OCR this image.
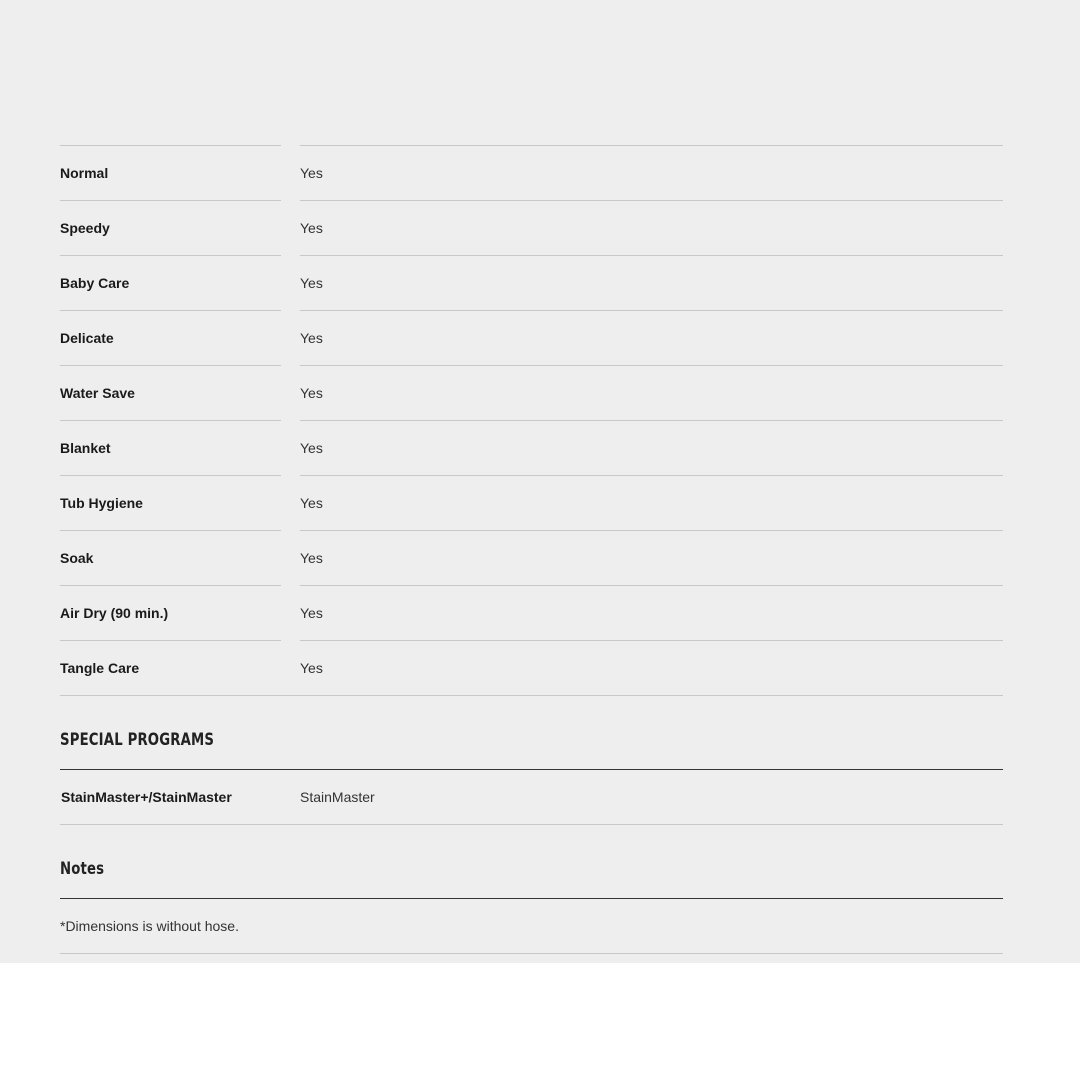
Normal	Yes
Speedy	Yes
Baby Care	Yes
Delicate	Yes
Water Save	Yes
Blanket	Yes
Tub Hygiene	Yes
Soak	Yes
Air Dry (90 min.)	Yes
Tangle Care	Yes
SPECIAL PROGRAMS
StainMaster+/StainMaster	StainMaster
Notes
*Dimensions is without hose.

§ §

| EXERCISE |
Exactly as written, return every line of the listing, but not the pictures.

| RESULT OF THIS TASK |
OCR this image.
Normal	Yes
Speedy	Yes
Baby Care	Yes
Delicate	Yes
Water Save	Yes
Blanket	Yes
Tub Hygiene	Yes
Soak	Yes
Air Dry (90 min.)	Yes
Tangle Care	Yes
SPECIAL PROGRAMS
StainMaster+/StainMaster	StainMaster
Notes
*Dimensions is without hose.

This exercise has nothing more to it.